──────── DATASET EXTRACT ────────
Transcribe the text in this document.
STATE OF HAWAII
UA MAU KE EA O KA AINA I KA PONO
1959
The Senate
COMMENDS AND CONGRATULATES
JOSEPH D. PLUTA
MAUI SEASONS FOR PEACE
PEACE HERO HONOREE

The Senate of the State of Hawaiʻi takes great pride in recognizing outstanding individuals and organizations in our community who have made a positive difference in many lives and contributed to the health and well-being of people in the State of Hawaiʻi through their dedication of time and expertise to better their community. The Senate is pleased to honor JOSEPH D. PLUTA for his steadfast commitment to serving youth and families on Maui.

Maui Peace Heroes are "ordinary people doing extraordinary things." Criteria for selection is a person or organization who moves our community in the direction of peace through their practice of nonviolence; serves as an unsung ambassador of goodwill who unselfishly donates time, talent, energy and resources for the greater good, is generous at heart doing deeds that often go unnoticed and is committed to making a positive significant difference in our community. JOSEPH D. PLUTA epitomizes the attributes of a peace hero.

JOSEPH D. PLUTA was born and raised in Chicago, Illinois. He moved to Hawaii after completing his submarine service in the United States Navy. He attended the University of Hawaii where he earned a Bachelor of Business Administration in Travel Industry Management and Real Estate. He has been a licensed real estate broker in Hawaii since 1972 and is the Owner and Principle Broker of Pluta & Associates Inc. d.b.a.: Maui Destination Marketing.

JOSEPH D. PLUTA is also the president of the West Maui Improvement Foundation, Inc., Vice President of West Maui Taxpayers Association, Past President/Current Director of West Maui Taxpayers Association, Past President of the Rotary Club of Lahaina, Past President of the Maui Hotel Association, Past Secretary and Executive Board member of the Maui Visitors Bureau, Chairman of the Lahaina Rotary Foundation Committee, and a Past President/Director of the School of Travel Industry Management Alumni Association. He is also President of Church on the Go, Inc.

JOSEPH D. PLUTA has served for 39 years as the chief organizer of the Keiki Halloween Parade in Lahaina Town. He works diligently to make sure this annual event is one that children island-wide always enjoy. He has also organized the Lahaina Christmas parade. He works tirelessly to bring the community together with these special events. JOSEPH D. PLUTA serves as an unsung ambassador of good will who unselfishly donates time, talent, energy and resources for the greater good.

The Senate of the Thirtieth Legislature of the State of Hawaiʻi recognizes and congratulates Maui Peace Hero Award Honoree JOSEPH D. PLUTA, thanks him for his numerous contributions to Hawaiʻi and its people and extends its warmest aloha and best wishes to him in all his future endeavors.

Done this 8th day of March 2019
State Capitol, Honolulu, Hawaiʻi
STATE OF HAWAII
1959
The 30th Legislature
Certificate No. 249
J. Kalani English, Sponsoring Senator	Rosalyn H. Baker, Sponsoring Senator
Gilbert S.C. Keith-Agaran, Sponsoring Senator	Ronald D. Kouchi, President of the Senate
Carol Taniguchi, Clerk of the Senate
────────
YOUR OBJECTIVE —
Every record above should be copied exactly.

ANSWER TO THE PROBLEM —
Transcribe the text in this document.
STATE OF HAWAII
UA MAU KE EA O KA AINA I KA PONO
1959
The Senate
COMMENDS AND CONGRATULATES
JOSEPH D. PLUTA
MAUI SEASONS FOR PEACE
PEACE HERO HONOREE

The Senate of the State of Hawaiʻi takes great pride in recognizing outstanding individuals and organizations in our community who have made a positive difference in many lives and contributed to the health and well-being of people in the State of Hawaiʻi through their dedication of time and expertise to better their community. The Senate is pleased to honor JOSEPH D. PLUTA for his steadfast commitment to serving youth and families on Maui.

Maui Peace Heroes are "ordinary people doing extraordinary things." Criteria for selection is a person or organization who moves our community in the direction of peace through their practice of nonviolence; serves as an unsung ambassador of goodwill who unselfishly donates time, talent, energy and resources for the greater good, is generous at heart doing deeds that often go unnoticed and is committed to making a positive significant difference in our community. JOSEPH D. PLUTA epitomizes the attributes of a peace hero.

JOSEPH D. PLUTA was born and raised in Chicago, Illinois. He moved to Hawaii after completing his submarine service in the United States Navy. He attended the University of Hawaii where he earned a Bachelor of Business Administration in Travel Industry Management and Real Estate. He has been a licensed real estate broker in Hawaii since 1972 and is the Owner and Principle Broker of Pluta & Associates Inc. d.b.a.: Maui Destination Marketing.

JOSEPH D. PLUTA is also the president of the West Maui Improvement Foundation, Inc., Vice President of West Maui Taxpayers Association, Past President/Current Director of West Maui Taxpayers Association, Past President of the Rotary Club of Lahaina, Past President of the Maui Hotel Association, Past Secretary and Executive Board member of the Maui Visitors Bureau, Chairman of the Lahaina Rotary Foundation Committee, and a Past President/Director of the School of Travel Industry Management Alumni Association. He is also President of Church on the Go, Inc.

JOSEPH D. PLUTA has served for 39 years as the chief organizer of the Keiki Halloween Parade in Lahaina Town. He works diligently to make sure this annual event is one that children island-wide always enjoy. He has also organized the Lahaina Christmas parade. He works tirelessly to bring the community together with these special events. JOSEPH D. PLUTA serves as an unsung ambassador of good will who unselfishly donates time, talent, energy and resources for the greater good.

The Senate of the Thirtieth Legislature of the State of Hawaiʻi recognizes and congratulates Maui Peace Hero Award Honoree JOSEPH D. PLUTA, thanks him for his numerous contributions to Hawaiʻi and its people and extends its warmest aloha and best wishes to him in all his future endeavors.

Done this 8th day of March 2019
State Capitol, Honolulu, Hawaiʻi
STATE OF HAWAII
1959
The 30th Legislature
Certificate No. 249
J. Kalani English, Sponsoring Senator	Rosalyn H. Baker, Sponsoring Senator
Gilbert S.C. Keith-Agaran, Sponsoring Senator	Ronald D. Kouchi, President of the Senate
Carol Taniguchi, Clerk of the Senate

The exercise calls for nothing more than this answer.